§ **Exercise aim**
Without the pictures, output the records below word for word.

* start *

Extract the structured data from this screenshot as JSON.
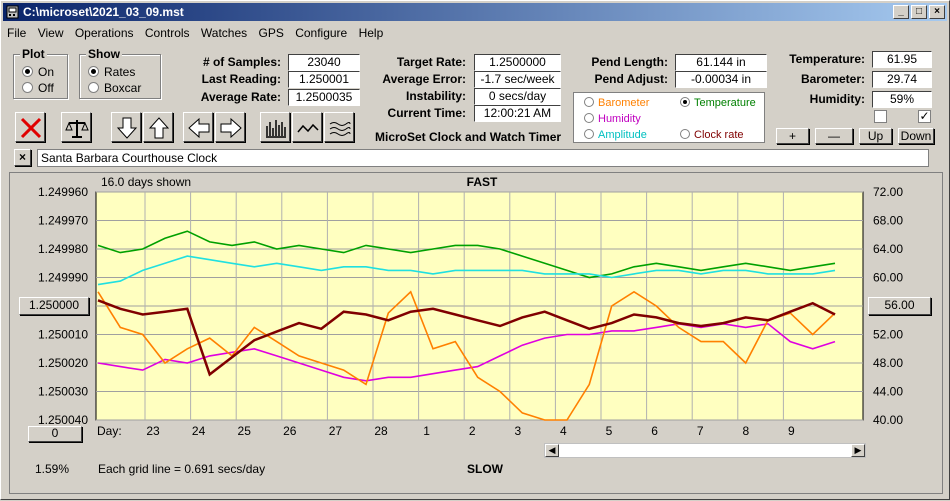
{
  "window": {
    "title": "C:\\microset\\2021_03_09.mst",
    "min": "_",
    "max": "□",
    "close": "×"
  },
  "menu": [
    "File",
    "View",
    "Operations",
    "Controls",
    "Watches",
    "GPS",
    "Configure",
    "Help"
  ],
  "plot_group": {
    "title": "Plot",
    "on": "On",
    "off": "Off",
    "selected": "On"
  },
  "show_group": {
    "title": "Show",
    "rates": "Rates",
    "boxcar": "Boxcar",
    "selected": "Rates"
  },
  "stats": {
    "samples_label": "# of Samples:",
    "samples": "23040",
    "last_label": "Last Reading:",
    "last": "1.250001",
    "avg_label": "Average Rate:",
    "avg": "1.2500035",
    "target_label": "Target Rate:",
    "target": "1.2500000",
    "err_label": "Average Error:",
    "err": "-1.7 sec/week",
    "inst_label": "Instability:",
    "inst": "0 secs/day",
    "time_label": "Current Time:",
    "time": "12:00:21 AM",
    "plen_label": "Pend Length:",
    "plen": "61.144 in",
    "padj_label": "Pend Adjust:",
    "padj": "-0.00034 in",
    "temp_label": "Temperature:",
    "temp": "61.95",
    "baro_label": "Barometer:",
    "baro": "29.74",
    "hum_label": "Humidity:",
    "hum": "59%"
  },
  "app_caption": "MicroSet Clock and Watch Timer",
  "options": {
    "barometer": "Barometer",
    "temperature": "Temperature",
    "humidity": "Humidity",
    "amplitude": "Amplitude",
    "clockrate": "Clock rate",
    "selected": "Temperature",
    "colors": {
      "barometer": "#ff8000",
      "temperature": "#008000",
      "humidity": "#c000c0",
      "amplitude": "#00c0c0",
      "clockrate": "#800000"
    }
  },
  "buttons": {
    "plus": "+",
    "minus": "—",
    "up": "Up",
    "down": "Down",
    "close_x": "×",
    "left_val": "1.250000",
    "right_val": "56.00",
    "zero": "0"
  },
  "clock_name": "Santa Barbara Courthouse Clock",
  "chart_data": {
    "type": "line",
    "title": "FAST",
    "bottom_title": "SLOW",
    "days_shown": "16.0 days shown",
    "grid_note": "Each grid line = 0.691 secs/day",
    "percent": "1.59%",
    "day_label": "Day:",
    "left_ticks": [
      "1.249960",
      "1.249970",
      "1.249980",
      "1.249990",
      "1.250000",
      "1.250010",
      "1.250020",
      "1.250030",
      "1.250040"
    ],
    "right_ticks": [
      "72.00",
      "68.00",
      "64.00",
      "60.00",
      "56.00",
      "52.00",
      "48.00",
      "44.00",
      "40.00"
    ],
    "days": [
      "23",
      "24",
      "25",
      "26",
      "27",
      "28",
      "1",
      "2",
      "3",
      "4",
      "5",
      "6",
      "7",
      "8",
      "9"
    ],
    "ylim_left": [
      1.24996,
      1.25004
    ],
    "ylim_right": [
      40,
      72
    ],
    "series": [
      {
        "name": "Temperature",
        "color": "#00a000",
        "values": [
          64.5,
          63.5,
          64,
          65.5,
          66.5,
          65,
          64.5,
          65,
          64,
          64.5,
          64,
          63.5,
          64.5,
          64,
          63.5,
          64,
          64.5,
          64.5,
          64,
          63,
          62,
          61,
          60,
          60.5,
          61.5,
          62,
          61.5,
          61,
          61.5,
          62,
          61.5,
          61,
          61.5,
          62
        ]
      },
      {
        "name": "Amplitude",
        "color": "#20e0e0",
        "values": [
          59,
          59.5,
          61,
          62,
          63,
          62.5,
          62,
          61.5,
          62,
          61.5,
          61,
          61.5,
          61.5,
          61,
          61,
          60.5,
          61,
          61,
          61,
          61,
          60.5,
          60.5,
          60.5,
          60,
          60.5,
          61,
          61,
          60.5,
          61,
          61,
          60.5,
          60.5,
          60.5,
          61
        ]
      },
      {
        "name": "Humidity",
        "color": "#e000e0",
        "values": [
          48,
          47.5,
          47,
          48.5,
          48,
          49,
          49.5,
          50,
          49,
          48,
          47,
          46,
          45.5,
          46,
          46,
          46.5,
          47,
          47.5,
          49,
          50.5,
          51.5,
          52,
          52,
          52.5,
          52.5,
          53,
          53.5,
          53,
          53.5,
          53,
          53.5,
          51,
          50,
          51
        ]
      },
      {
        "name": "Barometer",
        "color": "#ff8000",
        "values": [
          58,
          53,
          52,
          48,
          50,
          51.5,
          49,
          53,
          51,
          49,
          48,
          47,
          45,
          55,
          58,
          50,
          51,
          46,
          44,
          41,
          40,
          40,
          45,
          56,
          58,
          56,
          53,
          51,
          51,
          48,
          54,
          55,
          52,
          55
        ]
      },
      {
        "name": "Clock rate",
        "color": "#800000",
        "values": [
          1.249998,
          1.250001,
          1.250003,
          1.250002,
          1.250001,
          1.250024,
          1.250018,
          1.250012,
          1.250009,
          1.250006,
          1.250008,
          1.250002,
          1.250003,
          1.250005,
          1.250002,
          1.250001,
          1.250003,
          1.250005,
          1.250007,
          1.250004,
          1.250002,
          1.250005,
          1.250008,
          1.250006,
          1.250003,
          1.250004,
          1.250006,
          1.250007,
          1.250006,
          1.250004,
          1.250005,
          1.250002,
          1.249999,
          1.250003
        ]
      }
    ]
  }
}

* end *

§ **Task response**
Extract the structured data from this screenshot as JSON.
{
  "window": {
    "title": "C:\\microset\\2021_03_09.mst",
    "min": "_",
    "max": "□",
    "close": "×"
  },
  "menu": [
    "File",
    "View",
    "Operations",
    "Controls",
    "Watches",
    "GPS",
    "Configure",
    "Help"
  ],
  "plot_group": {
    "title": "Plot",
    "on": "On",
    "off": "Off",
    "selected": "On"
  },
  "show_group": {
    "title": "Show",
    "rates": "Rates",
    "boxcar": "Boxcar",
    "selected": "Rates"
  },
  "stats": {
    "samples_label": "# of Samples:",
    "samples": "23040",
    "last_label": "Last Reading:",
    "last": "1.250001",
    "avg_label": "Average Rate:",
    "avg": "1.2500035",
    "target_label": "Target Rate:",
    "target": "1.2500000",
    "err_label": "Average Error:",
    "err": "-1.7 sec/week",
    "inst_label": "Instability:",
    "inst": "0 secs/day",
    "time_label": "Current Time:",
    "time": "12:00:21 AM",
    "plen_label": "Pend Length:",
    "plen": "61.144 in",
    "padj_label": "Pend Adjust:",
    "padj": "-0.00034 in",
    "temp_label": "Temperature:",
    "temp": "61.95",
    "baro_label": "Barometer:",
    "baro": "29.74",
    "hum_label": "Humidity:",
    "hum": "59%"
  },
  "app_caption": "MicroSet Clock and Watch Timer",
  "options": {
    "barometer": "Barometer",
    "temperature": "Temperature",
    "humidity": "Humidity",
    "amplitude": "Amplitude",
    "clockrate": "Clock rate",
    "selected": "Temperature",
    "colors": {
      "barometer": "#ff8000",
      "temperature": "#008000",
      "humidity": "#c000c0",
      "amplitude": "#00c0c0",
      "clockrate": "#800000"
    }
  },
  "buttons": {
    "plus": "+",
    "minus": "—",
    "up": "Up",
    "down": "Down",
    "close_x": "×",
    "left_val": "1.250000",
    "right_val": "56.00",
    "zero": "0"
  },
  "clock_name": "Santa Barbara Courthouse Clock",
  "chart_data": {
    "type": "line",
    "title": "FAST",
    "bottom_title": "SLOW",
    "days_shown": "16.0 days shown",
    "grid_note": "Each grid line = 0.691 secs/day",
    "percent": "1.59%",
    "day_label": "Day:",
    "left_ticks": [
      "1.249960",
      "1.249970",
      "1.249980",
      "1.249990",
      "1.250000",
      "1.250010",
      "1.250020",
      "1.250030",
      "1.250040"
    ],
    "right_ticks": [
      "72.00",
      "68.00",
      "64.00",
      "60.00",
      "56.00",
      "52.00",
      "48.00",
      "44.00",
      "40.00"
    ],
    "days": [
      "23",
      "24",
      "25",
      "26",
      "27",
      "28",
      "1",
      "2",
      "3",
      "4",
      "5",
      "6",
      "7",
      "8",
      "9"
    ],
    "ylim_left": [
      1.24996,
      1.25004
    ],
    "ylim_right": [
      40,
      72
    ],
    "series": [
      {
        "name": "Temperature",
        "color": "#00a000",
        "values": [
          64.5,
          63.5,
          64,
          65.5,
          66.5,
          65,
          64.5,
          65,
          64,
          64.5,
          64,
          63.5,
          64.5,
          64,
          63.5,
          64,
          64.5,
          64.5,
          64,
          63,
          62,
          61,
          60,
          60.5,
          61.5,
          62,
          61.5,
          61,
          61.5,
          62,
          61.5,
          61,
          61.5,
          62
        ]
      },
      {
        "name": "Amplitude",
        "color": "#20e0e0",
        "values": [
          59,
          59.5,
          61,
          62,
          63,
          62.5,
          62,
          61.5,
          62,
          61.5,
          61,
          61.5,
          61.5,
          61,
          61,
          60.5,
          61,
          61,
          61,
          61,
          60.5,
          60.5,
          60.5,
          60,
          60.5,
          61,
          61,
          60.5,
          61,
          61,
          60.5,
          60.5,
          60.5,
          61
        ]
      },
      {
        "name": "Humidity",
        "color": "#e000e0",
        "values": [
          48,
          47.5,
          47,
          48.5,
          48,
          49,
          49.5,
          50,
          49,
          48,
          47,
          46,
          45.5,
          46,
          46,
          46.5,
          47,
          47.5,
          49,
          50.5,
          51.5,
          52,
          52,
          52.5,
          52.5,
          53,
          53.5,
          53,
          53.5,
          53,
          53.5,
          51,
          50,
          51
        ]
      },
      {
        "name": "Barometer",
        "color": "#ff8000",
        "values": [
          58,
          53,
          52,
          48,
          50,
          51.5,
          49,
          53,
          51,
          49,
          48,
          47,
          45,
          55,
          58,
          50,
          51,
          46,
          44,
          41,
          40,
          40,
          45,
          56,
          58,
          56,
          53,
          51,
          51,
          48,
          54,
          55,
          52,
          55
        ]
      },
      {
        "name": "Clock rate",
        "color": "#800000",
        "values": [
          1.249998,
          1.250001,
          1.250003,
          1.250002,
          1.250001,
          1.250024,
          1.250018,
          1.250012,
          1.250009,
          1.250006,
          1.250008,
          1.250002,
          1.250003,
          1.250005,
          1.250002,
          1.250001,
          1.250003,
          1.250005,
          1.250007,
          1.250004,
          1.250002,
          1.250005,
          1.250008,
          1.250006,
          1.250003,
          1.250004,
          1.250006,
          1.250007,
          1.250006,
          1.250004,
          1.250005,
          1.250002,
          1.249999,
          1.250003
        ]
      }
    ]
  }
}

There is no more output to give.